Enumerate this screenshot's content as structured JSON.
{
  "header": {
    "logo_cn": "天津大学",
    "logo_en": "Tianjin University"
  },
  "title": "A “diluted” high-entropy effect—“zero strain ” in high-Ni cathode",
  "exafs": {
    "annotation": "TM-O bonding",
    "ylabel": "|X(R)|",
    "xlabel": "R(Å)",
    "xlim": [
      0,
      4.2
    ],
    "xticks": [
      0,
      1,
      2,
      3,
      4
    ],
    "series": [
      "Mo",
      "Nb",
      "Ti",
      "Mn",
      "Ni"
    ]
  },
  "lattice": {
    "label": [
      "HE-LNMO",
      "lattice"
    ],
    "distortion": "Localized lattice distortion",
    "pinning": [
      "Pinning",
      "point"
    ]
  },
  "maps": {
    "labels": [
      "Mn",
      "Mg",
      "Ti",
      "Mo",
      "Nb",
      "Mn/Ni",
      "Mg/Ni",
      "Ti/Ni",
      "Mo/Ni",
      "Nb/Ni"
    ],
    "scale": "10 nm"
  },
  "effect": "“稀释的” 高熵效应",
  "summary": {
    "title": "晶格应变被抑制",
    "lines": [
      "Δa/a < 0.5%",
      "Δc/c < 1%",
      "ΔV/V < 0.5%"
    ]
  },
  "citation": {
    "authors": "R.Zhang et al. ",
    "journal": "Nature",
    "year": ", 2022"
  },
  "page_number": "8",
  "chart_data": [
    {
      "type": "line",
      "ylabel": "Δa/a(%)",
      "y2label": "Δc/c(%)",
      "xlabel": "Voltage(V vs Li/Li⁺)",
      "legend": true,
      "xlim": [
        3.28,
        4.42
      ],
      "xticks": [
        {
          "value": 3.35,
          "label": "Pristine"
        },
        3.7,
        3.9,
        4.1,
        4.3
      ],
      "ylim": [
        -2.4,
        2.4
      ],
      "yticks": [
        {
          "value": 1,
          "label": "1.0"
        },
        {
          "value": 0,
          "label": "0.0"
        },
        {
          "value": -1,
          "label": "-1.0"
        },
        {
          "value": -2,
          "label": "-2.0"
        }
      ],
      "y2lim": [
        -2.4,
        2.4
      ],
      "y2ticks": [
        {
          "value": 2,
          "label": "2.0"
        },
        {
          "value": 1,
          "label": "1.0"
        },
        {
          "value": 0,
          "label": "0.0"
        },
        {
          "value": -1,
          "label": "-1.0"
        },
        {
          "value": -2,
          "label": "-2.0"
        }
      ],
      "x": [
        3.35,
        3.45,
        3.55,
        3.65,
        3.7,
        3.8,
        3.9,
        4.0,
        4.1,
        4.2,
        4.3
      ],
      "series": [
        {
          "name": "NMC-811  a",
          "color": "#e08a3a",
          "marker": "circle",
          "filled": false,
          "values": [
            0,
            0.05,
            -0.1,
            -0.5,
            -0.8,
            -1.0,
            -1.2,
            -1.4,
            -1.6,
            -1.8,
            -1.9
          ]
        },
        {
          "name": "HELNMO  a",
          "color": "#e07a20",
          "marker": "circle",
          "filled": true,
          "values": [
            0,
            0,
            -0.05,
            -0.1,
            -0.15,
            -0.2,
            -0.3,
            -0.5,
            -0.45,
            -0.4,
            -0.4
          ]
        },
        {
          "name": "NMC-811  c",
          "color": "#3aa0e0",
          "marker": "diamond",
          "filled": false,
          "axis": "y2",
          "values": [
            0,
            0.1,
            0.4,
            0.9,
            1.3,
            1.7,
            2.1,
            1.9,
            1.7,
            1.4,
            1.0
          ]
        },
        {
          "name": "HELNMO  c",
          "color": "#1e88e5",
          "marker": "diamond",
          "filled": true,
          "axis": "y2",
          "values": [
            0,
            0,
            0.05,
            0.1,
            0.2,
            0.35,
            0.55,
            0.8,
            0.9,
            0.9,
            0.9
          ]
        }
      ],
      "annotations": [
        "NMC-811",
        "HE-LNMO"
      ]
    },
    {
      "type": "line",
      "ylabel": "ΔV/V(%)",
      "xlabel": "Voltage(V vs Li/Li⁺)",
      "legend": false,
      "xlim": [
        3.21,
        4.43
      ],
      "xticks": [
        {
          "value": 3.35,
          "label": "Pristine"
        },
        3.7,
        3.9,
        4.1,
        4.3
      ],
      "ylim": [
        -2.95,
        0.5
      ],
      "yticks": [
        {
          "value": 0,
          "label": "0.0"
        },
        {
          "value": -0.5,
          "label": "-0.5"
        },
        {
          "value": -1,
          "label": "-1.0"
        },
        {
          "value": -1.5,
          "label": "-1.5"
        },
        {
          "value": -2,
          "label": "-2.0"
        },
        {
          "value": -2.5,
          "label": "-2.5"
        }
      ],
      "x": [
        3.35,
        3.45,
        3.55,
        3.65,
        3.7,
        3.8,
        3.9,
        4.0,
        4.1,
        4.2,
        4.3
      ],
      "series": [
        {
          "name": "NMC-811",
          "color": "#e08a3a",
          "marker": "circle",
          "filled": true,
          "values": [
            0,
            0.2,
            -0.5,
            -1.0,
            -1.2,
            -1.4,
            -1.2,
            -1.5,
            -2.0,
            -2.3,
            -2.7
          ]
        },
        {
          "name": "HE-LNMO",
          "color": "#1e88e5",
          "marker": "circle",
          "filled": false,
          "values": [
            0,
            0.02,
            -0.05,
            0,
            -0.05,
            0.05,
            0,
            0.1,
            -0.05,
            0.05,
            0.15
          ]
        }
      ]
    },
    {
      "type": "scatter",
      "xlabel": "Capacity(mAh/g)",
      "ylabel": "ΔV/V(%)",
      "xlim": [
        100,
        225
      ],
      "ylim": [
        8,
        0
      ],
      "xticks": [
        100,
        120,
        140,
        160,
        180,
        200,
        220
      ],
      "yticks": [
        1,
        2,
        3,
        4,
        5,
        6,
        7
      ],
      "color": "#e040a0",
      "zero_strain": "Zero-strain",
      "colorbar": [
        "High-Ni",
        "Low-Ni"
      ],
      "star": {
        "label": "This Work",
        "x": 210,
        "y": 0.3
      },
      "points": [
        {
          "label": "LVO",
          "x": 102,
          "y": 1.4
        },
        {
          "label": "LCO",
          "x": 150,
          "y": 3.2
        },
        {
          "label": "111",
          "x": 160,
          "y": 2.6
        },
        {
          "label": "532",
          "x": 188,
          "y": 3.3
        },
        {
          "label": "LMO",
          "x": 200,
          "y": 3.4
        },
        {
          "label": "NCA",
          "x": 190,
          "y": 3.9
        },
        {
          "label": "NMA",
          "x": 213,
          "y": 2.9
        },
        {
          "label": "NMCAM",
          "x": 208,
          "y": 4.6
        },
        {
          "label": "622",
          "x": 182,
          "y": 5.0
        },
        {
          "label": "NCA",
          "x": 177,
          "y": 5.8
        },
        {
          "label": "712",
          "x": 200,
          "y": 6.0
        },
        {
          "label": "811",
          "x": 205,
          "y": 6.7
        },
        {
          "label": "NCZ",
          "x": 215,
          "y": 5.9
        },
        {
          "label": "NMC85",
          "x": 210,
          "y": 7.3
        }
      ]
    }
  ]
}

### GOAL
Write the material out again in its entirety, exactly as shown.

### EXERCISE RESULT
Enumerate this screenshot's content as structured JSON.
{
  "header": {
    "logo_cn": "天津大学",
    "logo_en": "Tianjin University"
  },
  "title": "A “diluted” high-entropy effect—“zero strain ” in high-Ni cathode",
  "exafs": {
    "annotation": "TM-O bonding",
    "ylabel": "|X(R)|",
    "xlabel": "R(Å)",
    "xlim": [
      0,
      4.2
    ],
    "xticks": [
      0,
      1,
      2,
      3,
      4
    ],
    "series": [
      "Mo",
      "Nb",
      "Ti",
      "Mn",
      "Ni"
    ]
  },
  "lattice": {
    "label": [
      "HE-LNMO",
      "lattice"
    ],
    "distortion": "Localized lattice distortion",
    "pinning": [
      "Pinning",
      "point"
    ]
  },
  "maps": {
    "labels": [
      "Mn",
      "Mg",
      "Ti",
      "Mo",
      "Nb",
      "Mn/Ni",
      "Mg/Ni",
      "Ti/Ni",
      "Mo/Ni",
      "Nb/Ni"
    ],
    "scale": "10 nm"
  },
  "effect": "“稀释的” 高熵效应",
  "summary": {
    "title": "晶格应变被抑制",
    "lines": [
      "Δa/a < 0.5%",
      "Δc/c < 1%",
      "ΔV/V < 0.5%"
    ]
  },
  "citation": {
    "authors": "R.Zhang et al. ",
    "journal": "Nature",
    "year": ", 2022"
  },
  "page_number": "8",
  "chart_data": [
    {
      "type": "line",
      "ylabel": "Δa/a(%)",
      "y2label": "Δc/c(%)",
      "xlabel": "Voltage(V vs Li/Li⁺)",
      "legend": true,
      "xlim": [
        3.28,
        4.42
      ],
      "xticks": [
        {
          "value": 3.35,
          "label": "Pristine"
        },
        3.7,
        3.9,
        4.1,
        4.3
      ],
      "ylim": [
        -2.4,
        2.4
      ],
      "yticks": [
        {
          "value": 1,
          "label": "1.0"
        },
        {
          "value": 0,
          "label": "0.0"
        },
        {
          "value": -1,
          "label": "-1.0"
        },
        {
          "value": -2,
          "label": "-2.0"
        }
      ],
      "y2lim": [
        -2.4,
        2.4
      ],
      "y2ticks": [
        {
          "value": 2,
          "label": "2.0"
        },
        {
          "value": 1,
          "label": "1.0"
        },
        {
          "value": 0,
          "label": "0.0"
        },
        {
          "value": -1,
          "label": "-1.0"
        },
        {
          "value": -2,
          "label": "-2.0"
        }
      ],
      "x": [
        3.35,
        3.45,
        3.55,
        3.65,
        3.7,
        3.8,
        3.9,
        4.0,
        4.1,
        4.2,
        4.3
      ],
      "series": [
        {
          "name": "NMC-811  a",
          "color": "#e08a3a",
          "marker": "circle",
          "filled": false,
          "values": [
            0,
            0.05,
            -0.1,
            -0.5,
            -0.8,
            -1.0,
            -1.2,
            -1.4,
            -1.6,
            -1.8,
            -1.9
          ]
        },
        {
          "name": "HELNMO  a",
          "color": "#e07a20",
          "marker": "circle",
          "filled": true,
          "values": [
            0,
            0,
            -0.05,
            -0.1,
            -0.15,
            -0.2,
            -0.3,
            -0.5,
            -0.45,
            -0.4,
            -0.4
          ]
        },
        {
          "name": "NMC-811  c",
          "color": "#3aa0e0",
          "marker": "diamond",
          "filled": false,
          "axis": "y2",
          "values": [
            0,
            0.1,
            0.4,
            0.9,
            1.3,
            1.7,
            2.1,
            1.9,
            1.7,
            1.4,
            1.0
          ]
        },
        {
          "name": "HELNMO  c",
          "color": "#1e88e5",
          "marker": "diamond",
          "filled": true,
          "axis": "y2",
          "values": [
            0,
            0,
            0.05,
            0.1,
            0.2,
            0.35,
            0.55,
            0.8,
            0.9,
            0.9,
            0.9
          ]
        }
      ],
      "annotations": [
        "NMC-811",
        "HE-LNMO"
      ]
    },
    {
      "type": "line",
      "ylabel": "ΔV/V(%)",
      "xlabel": "Voltage(V vs Li/Li⁺)",
      "legend": false,
      "xlim": [
        3.21,
        4.43
      ],
      "xticks": [
        {
          "value": 3.35,
          "label": "Pristine"
        },
        3.7,
        3.9,
        4.1,
        4.3
      ],
      "ylim": [
        -2.95,
        0.5
      ],
      "yticks": [
        {
          "value": 0,
          "label": "0.0"
        },
        {
          "value": -0.5,
          "label": "-0.5"
        },
        {
          "value": -1,
          "label": "-1.0"
        },
        {
          "value": -1.5,
          "label": "-1.5"
        },
        {
          "value": -2,
          "label": "-2.0"
        },
        {
          "value": -2.5,
          "label": "-2.5"
        }
      ],
      "x": [
        3.35,
        3.45,
        3.55,
        3.65,
        3.7,
        3.8,
        3.9,
        4.0,
        4.1,
        4.2,
        4.3
      ],
      "series": [
        {
          "name": "NMC-811",
          "color": "#e08a3a",
          "marker": "circle",
          "filled": true,
          "values": [
            0,
            0.2,
            -0.5,
            -1.0,
            -1.2,
            -1.4,
            -1.2,
            -1.5,
            -2.0,
            -2.3,
            -2.7
          ]
        },
        {
          "name": "HE-LNMO",
          "color": "#1e88e5",
          "marker": "circle",
          "filled": false,
          "values": [
            0,
            0.02,
            -0.05,
            0,
            -0.05,
            0.05,
            0,
            0.1,
            -0.05,
            0.05,
            0.15
          ]
        }
      ]
    },
    {
      "type": "scatter",
      "xlabel": "Capacity(mAh/g)",
      "ylabel": "ΔV/V(%)",
      "xlim": [
        100,
        225
      ],
      "ylim": [
        8,
        0
      ],
      "xticks": [
        100,
        120,
        140,
        160,
        180,
        200,
        220
      ],
      "yticks": [
        1,
        2,
        3,
        4,
        5,
        6,
        7
      ],
      "color": "#e040a0",
      "zero_strain": "Zero-strain",
      "colorbar": [
        "High-Ni",
        "Low-Ni"
      ],
      "star": {
        "label": "This Work",
        "x": 210,
        "y": 0.3
      },
      "points": [
        {
          "label": "LVO",
          "x": 102,
          "y": 1.4
        },
        {
          "label": "LCO",
          "x": 150,
          "y": 3.2
        },
        {
          "label": "111",
          "x": 160,
          "y": 2.6
        },
        {
          "label": "532",
          "x": 188,
          "y": 3.3
        },
        {
          "label": "LMO",
          "x": 200,
          "y": 3.4
        },
        {
          "label": "NCA",
          "x": 190,
          "y": 3.9
        },
        {
          "label": "NMA",
          "x": 213,
          "y": 2.9
        },
        {
          "label": "NMCAM",
          "x": 208,
          "y": 4.6
        },
        {
          "label": "622",
          "x": 182,
          "y": 5.0
        },
        {
          "label": "NCA",
          "x": 177,
          "y": 5.8
        },
        {
          "label": "712",
          "x": 200,
          "y": 6.0
        },
        {
          "label": "811",
          "x": 205,
          "y": 6.7
        },
        {
          "label": "NCZ",
          "x": 215,
          "y": 5.9
        },
        {
          "label": "NMC85",
          "x": 210,
          "y": 7.3
        }
      ]
    }
  ]
}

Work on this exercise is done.